■ Written problem:
Find how many lines in the data below include the word "merged", then write only that number.
--- begin ---
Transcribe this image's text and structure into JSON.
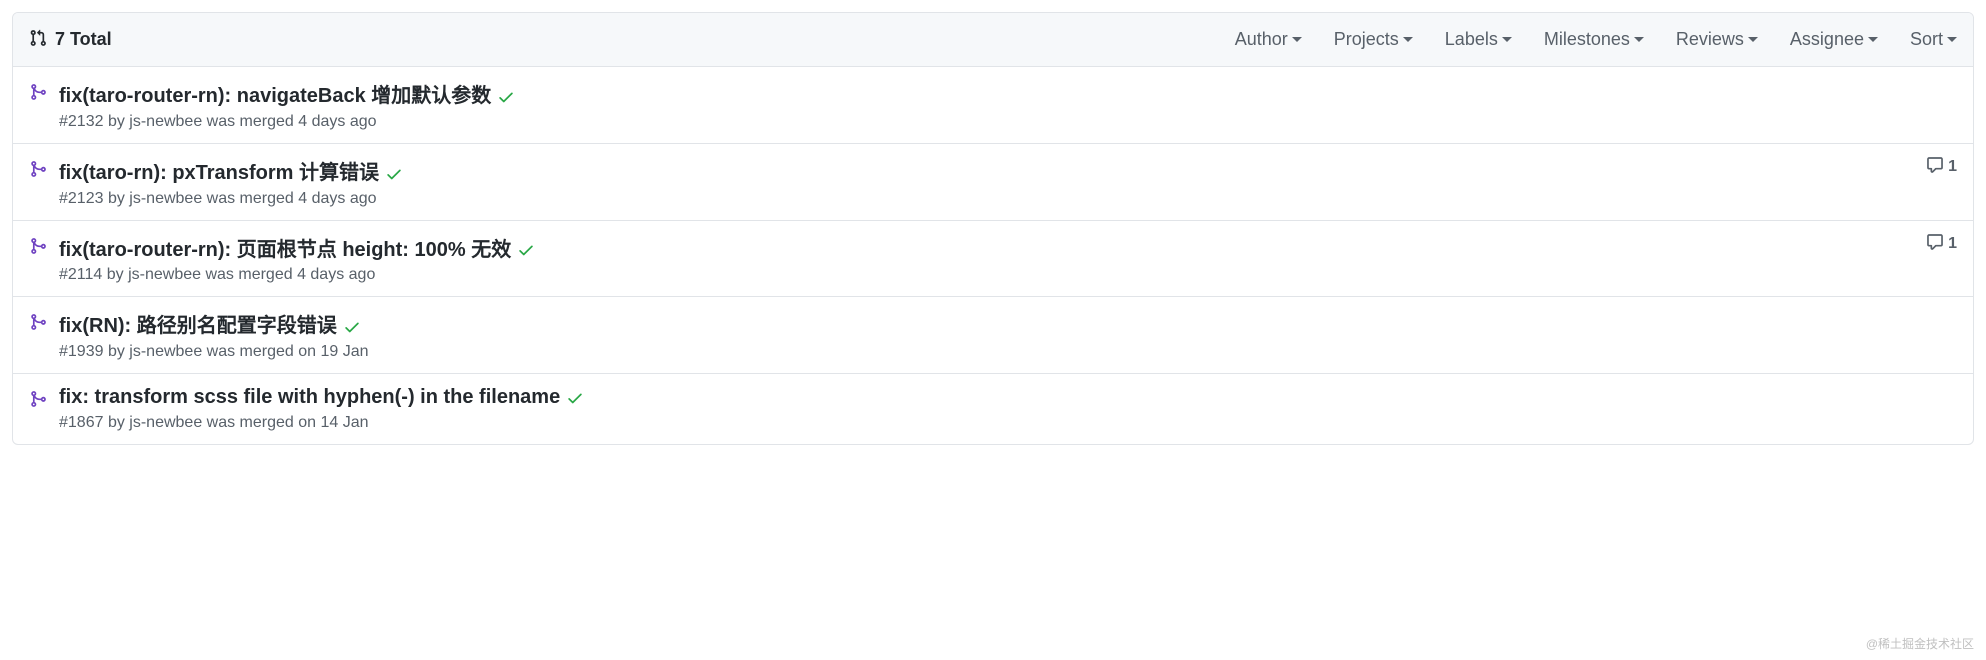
{
  "header": {
    "total_label": "7 Total",
    "filters": [
      {
        "label": "Author"
      },
      {
        "label": "Projects"
      },
      {
        "label": "Labels"
      },
      {
        "label": "Milestones"
      },
      {
        "label": "Reviews"
      },
      {
        "label": "Assignee"
      },
      {
        "label": "Sort"
      }
    ]
  },
  "pull_requests": [
    {
      "title": "fix(taro-router-rn): navigateBack 增加默认参数",
      "meta": "#2132 by js-newbee was merged 4 days ago",
      "comments": null
    },
    {
      "title": "fix(taro-rn): pxTransform 计算错误",
      "meta": "#2123 by js-newbee was merged 4 days ago",
      "comments": "1"
    },
    {
      "title": "fix(taro-router-rn): 页面根节点 height: 100% 无效",
      "meta": "#2114 by js-newbee was merged 4 days ago",
      "comments": "1"
    },
    {
      "title": "fix(RN): 路径别名配置字段错误",
      "meta": "#1939 by js-newbee was merged on 19 Jan",
      "comments": null
    },
    {
      "title": "fix: transform scss file with hyphen(-) in the filename",
      "meta": "#1867 by js-newbee was merged on 14 Jan",
      "comments": null
    }
  ],
  "watermark": "@稀土掘金技术社区"
}
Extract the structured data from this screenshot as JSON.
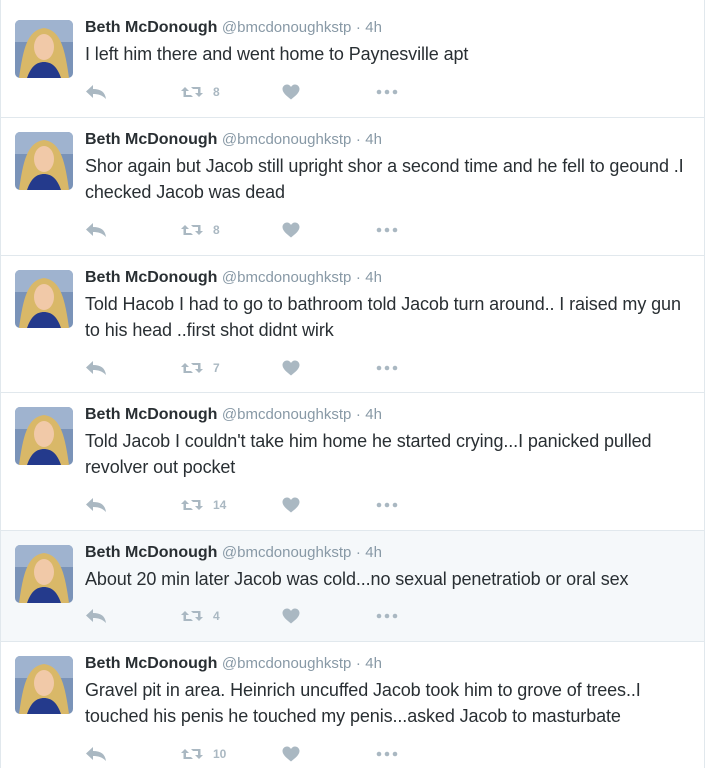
{
  "tweets": [
    {
      "name": "Beth McDonough",
      "handle": "@bmcdonoughkstp",
      "separator": "·",
      "time": "4h",
      "text": "I left him there and went home to Paynesville apt",
      "retweets": "8",
      "highlighted": false
    },
    {
      "name": "Beth McDonough",
      "handle": "@bmcdonoughkstp",
      "separator": "·",
      "time": "4h",
      "text": "Shor again but Jacob still upright shor a second time and he fell to geound .I checked Jacob was dead",
      "retweets": "8",
      "highlighted": false
    },
    {
      "name": "Beth McDonough",
      "handle": "@bmcdonoughkstp",
      "separator": "·",
      "time": "4h",
      "text": "Told Hacob I had to go to bathroom told Jacob turn around.. I raised my gun to his head ..first shot didnt wirk",
      "retweets": "7",
      "highlighted": false
    },
    {
      "name": "Beth McDonough",
      "handle": "@bmcdonoughkstp",
      "separator": "·",
      "time": "4h",
      "text": "Told Jacob I couldn't take him home he started crying...I panicked pulled revolver out pocket",
      "retweets": "14",
      "highlighted": false
    },
    {
      "name": "Beth McDonough",
      "handle": "@bmcdonoughkstp",
      "separator": "·",
      "time": "4h",
      "text": "About 20 min later Jacob was cold...no sexual penetratiob or oral sex",
      "retweets": "4",
      "highlighted": true
    },
    {
      "name": "Beth McDonough",
      "handle": "@bmcdonoughkstp",
      "separator": "·",
      "time": "4h",
      "text": "Gravel pit in area. Heinrich uncuffed Jacob took him to grove of trees..I touched his penis he touched my penis...asked Jacob to masturbate",
      "retweets": "10",
      "highlighted": false
    }
  ],
  "icons": {
    "reply": "reply-icon",
    "retweet": "retweet-icon",
    "like": "heart-icon",
    "more": "more-icon"
  },
  "colors": {
    "text": "#292f33",
    "muted": "#8899a6",
    "icon": "#aab8c2",
    "border": "#e1e8ed",
    "highlight_bg": "#f5f8fa"
  }
}
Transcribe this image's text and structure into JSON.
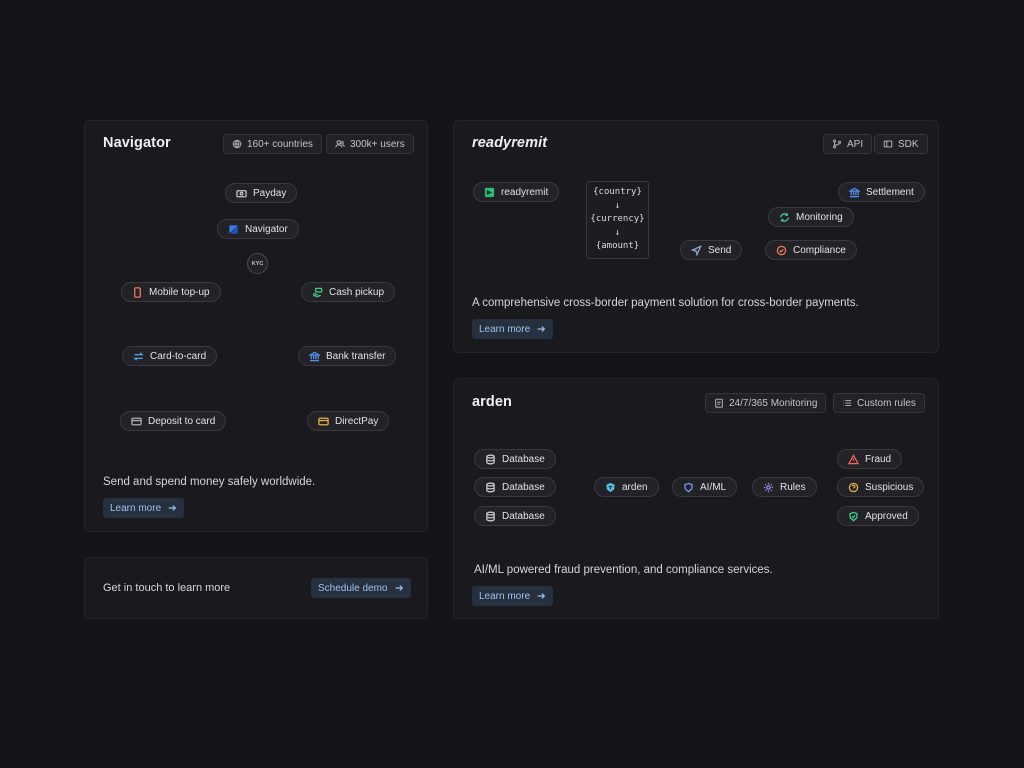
{
  "navigator": {
    "title": "Navigator",
    "badges": {
      "countries": "160+ countries",
      "users": "300k+ users"
    },
    "nodes": {
      "payday": "Payday",
      "navigator": "Navigator",
      "kyc": "KYC",
      "mobile_topup": "Mobile top-up",
      "cash_pickup": "Cash pickup",
      "card_to_card": "Card-to-card",
      "bank_transfer": "Bank transfer",
      "deposit_to_card": "Deposit to card",
      "directpay": "DirectPay"
    },
    "description": "Send and spend money safely worldwide.",
    "cta": "Learn more"
  },
  "contact": {
    "text": "Get in touch to learn more",
    "cta": "Schedule demo"
  },
  "readyremit": {
    "title": "readyremit",
    "badges": {
      "api": "API",
      "sdk": "SDK"
    },
    "nodes": {
      "readyremit": "readyremit",
      "send": "Send",
      "compliance": "Compliance",
      "monitoring": "Monitoring",
      "settlement": "Settlement"
    },
    "code": {
      "line1": "{country}",
      "arrow": "↓",
      "line2": "{currency}",
      "line3": "{amount}"
    },
    "description": "A comprehensive cross-border payment solution for cross-border payments.",
    "cta": "Learn more"
  },
  "arden": {
    "title": "arden",
    "badges": {
      "monitoring": "24/7/365 Monitoring",
      "rules": "Custom rules"
    },
    "nodes": {
      "database1": "Database",
      "database2": "Database",
      "database3": "Database",
      "arden": "arden",
      "aiml": "AI/ML",
      "rules": "Rules",
      "fraud": "Fraud",
      "suspicious": "Suspicious",
      "approved": "Approved"
    },
    "description": "AI/ML powered fraud prevention, and compliance services.",
    "cta": "Learn more"
  },
  "colors": {
    "background": "#141317",
    "card": "#1a191d",
    "accent_blue": "#9fc0ee",
    "green": "#3ecf8e",
    "red": "#f06a5a",
    "amber": "#e5b04a"
  }
}
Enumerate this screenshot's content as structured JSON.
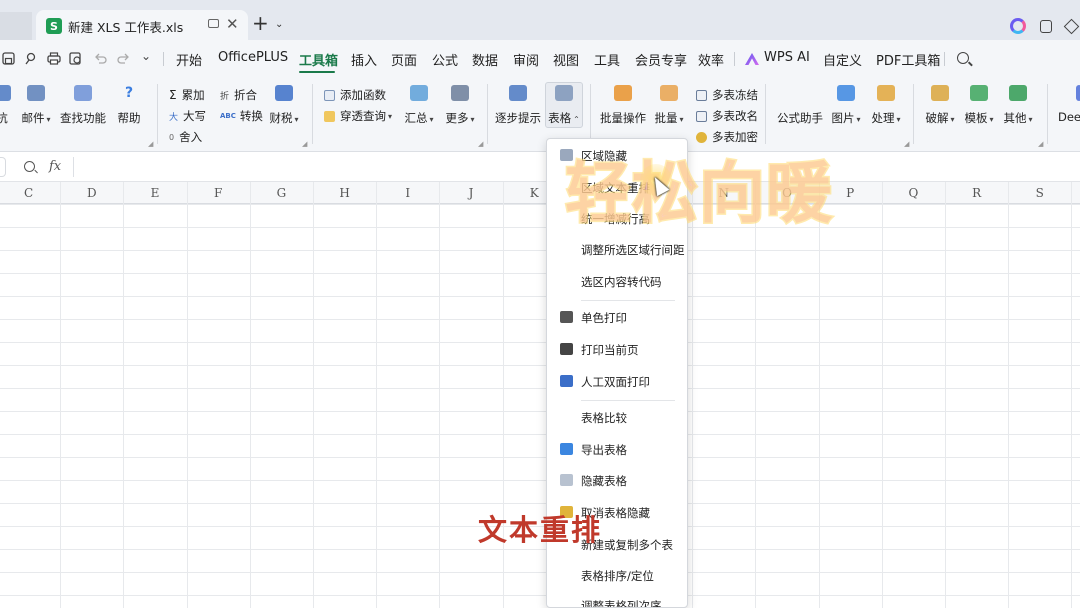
{
  "titlebar": {
    "doc_tab_title": "新建 XLS 工作表.xls",
    "app_logo_letter": "S",
    "close_glyph": "✕",
    "new_tab_glyph": "+",
    "new_tab_caret": "⌄"
  },
  "menu": {
    "quick_redo_caret": "⌄",
    "items": [
      "开始",
      "OfficePLUS",
      "工具箱",
      "插入",
      "页面",
      "公式",
      "数据",
      "审阅",
      "视图",
      "工具",
      "会员专享",
      "效率",
      "WPS AI",
      "自定义",
      "PDF工具箱"
    ],
    "active_index": 2
  },
  "ribbon": {
    "big_buttons": [
      {
        "label": "抗",
        "icon": "arrow-icon",
        "color": "#4a78c2"
      },
      {
        "label": "邮件",
        "icon": "mail-icon",
        "color": "#5a7fb8",
        "caret": true
      },
      {
        "label": "查找功能",
        "icon": "find-icon",
        "color": "#6b8fd6"
      },
      {
        "label": "帮助",
        "icon": "help-icon",
        "color": "#3b7ee0"
      },
      {
        "label": "财税",
        "icon": "tax-icon",
        "color": "#3b6ec8",
        "caret": true
      },
      {
        "label": "汇总",
        "icon": "summary-icon",
        "color": "#5a9fd8",
        "caret": true
      },
      {
        "label": "更多",
        "icon": "more-icon",
        "color": "#6a7d9a",
        "caret": true
      },
      {
        "label": "逐步提示",
        "icon": "step-tip-icon",
        "color": "#4a78c2"
      },
      {
        "label": "表格",
        "icon": "table-icon",
        "color": "#7d95b8",
        "caret": true
      },
      {
        "label": "批量操作",
        "icon": "batch-op-icon",
        "color": "#e8922c"
      },
      {
        "label": "批量",
        "icon": "batch-icon",
        "color": "#e8a24c",
        "caret": true
      },
      {
        "label": "公式助手",
        "icon": "fx-icon",
        "color": "#555555"
      },
      {
        "label": "图片",
        "icon": "image-icon",
        "color": "#3b86e0",
        "caret": true
      },
      {
        "label": "处理",
        "icon": "process-icon",
        "color": "#e0a63b",
        "caret": true
      },
      {
        "label": "破解",
        "icon": "crack-icon",
        "color": "#d9a43b",
        "caret": true
      },
      {
        "label": "模板",
        "icon": "template-icon",
        "color": "#3ba55c",
        "caret": true
      },
      {
        "label": "其他",
        "icon": "other-icon",
        "color": "#2f9a52",
        "caret": true
      },
      {
        "label": "Deep",
        "icon": "deep-icon",
        "color": "#4a6cd8"
      }
    ],
    "small_buttons": [
      {
        "label": "累加",
        "icon": "sigma-icon",
        "glyph": "Σ"
      },
      {
        "label": "大写",
        "icon": "uppercase-icon",
        "glyph": "大"
      },
      {
        "label": "舍入",
        "icon": "round-icon",
        "glyph": "0"
      },
      {
        "label": "折合",
        "icon": "fold-icon",
        "glyph": "折"
      },
      {
        "label": "转换",
        "icon": "convert-icon",
        "glyph": "ABC"
      },
      {
        "label": "添加函数",
        "icon": "add-function-icon",
        "glyph": "fx"
      },
      {
        "label": "穿透查询",
        "icon": "drill-query-icon",
        "glyph": "⌕",
        "caret": true
      },
      {
        "label": "多表冻结",
        "icon": "freeze-icon",
        "glyph": "▦"
      },
      {
        "label": "多表改名",
        "icon": "rename-icon",
        "glyph": "▤"
      },
      {
        "label": "多表加密",
        "icon": "key-icon",
        "glyph": "⚷"
      }
    ]
  },
  "formula_bar": {
    "fx_label": "fx"
  },
  "grid": {
    "columns": [
      "C",
      "D",
      "E",
      "F",
      "G",
      "H",
      "I",
      "J",
      "K",
      "L",
      "M",
      "N",
      "O",
      "P",
      "Q",
      "R",
      "S"
    ]
  },
  "dropdown": {
    "items": [
      {
        "label": "区域隐藏",
        "icon": "region-hide-icon",
        "color": "#9aa8bd"
      },
      {
        "label": "区域文本重排",
        "icon": "",
        "color": ""
      },
      {
        "label": "统一增减行高",
        "icon": "",
        "color": ""
      },
      {
        "label": "调整所选区域行间距",
        "icon": "",
        "color": ""
      },
      {
        "label": "选区内容转代码",
        "icon": "",
        "color": ""
      },
      {
        "label": "单色打印",
        "icon": "mono-print-icon",
        "color": "#555555"
      },
      {
        "label": "打印当前页",
        "icon": "printer-icon",
        "color": "#444444"
      },
      {
        "label": "人工双面打印",
        "icon": "duplex-print-icon",
        "color": "#3b6ec8"
      },
      {
        "label": "表格比较",
        "icon": "",
        "color": ""
      },
      {
        "label": "导出表格",
        "icon": "export-table-icon",
        "color": "#3b86e0"
      },
      {
        "label": "隐藏表格",
        "icon": "hide-table-icon",
        "color": "#b8c2d0"
      },
      {
        "label": "取消表格隐藏",
        "icon": "unhide-table-icon",
        "color": "#e0b43b"
      },
      {
        "label": "新建或复制多个表",
        "icon": "",
        "color": ""
      },
      {
        "label": "表格排序/定位",
        "icon": "",
        "color": ""
      },
      {
        "label": "调整表格列次序",
        "icon": "",
        "color": ""
      }
    ]
  },
  "overlay": {
    "watermark": "轻松向暖",
    "caption": "文本重排"
  }
}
--- end ---
■ Final answer:
5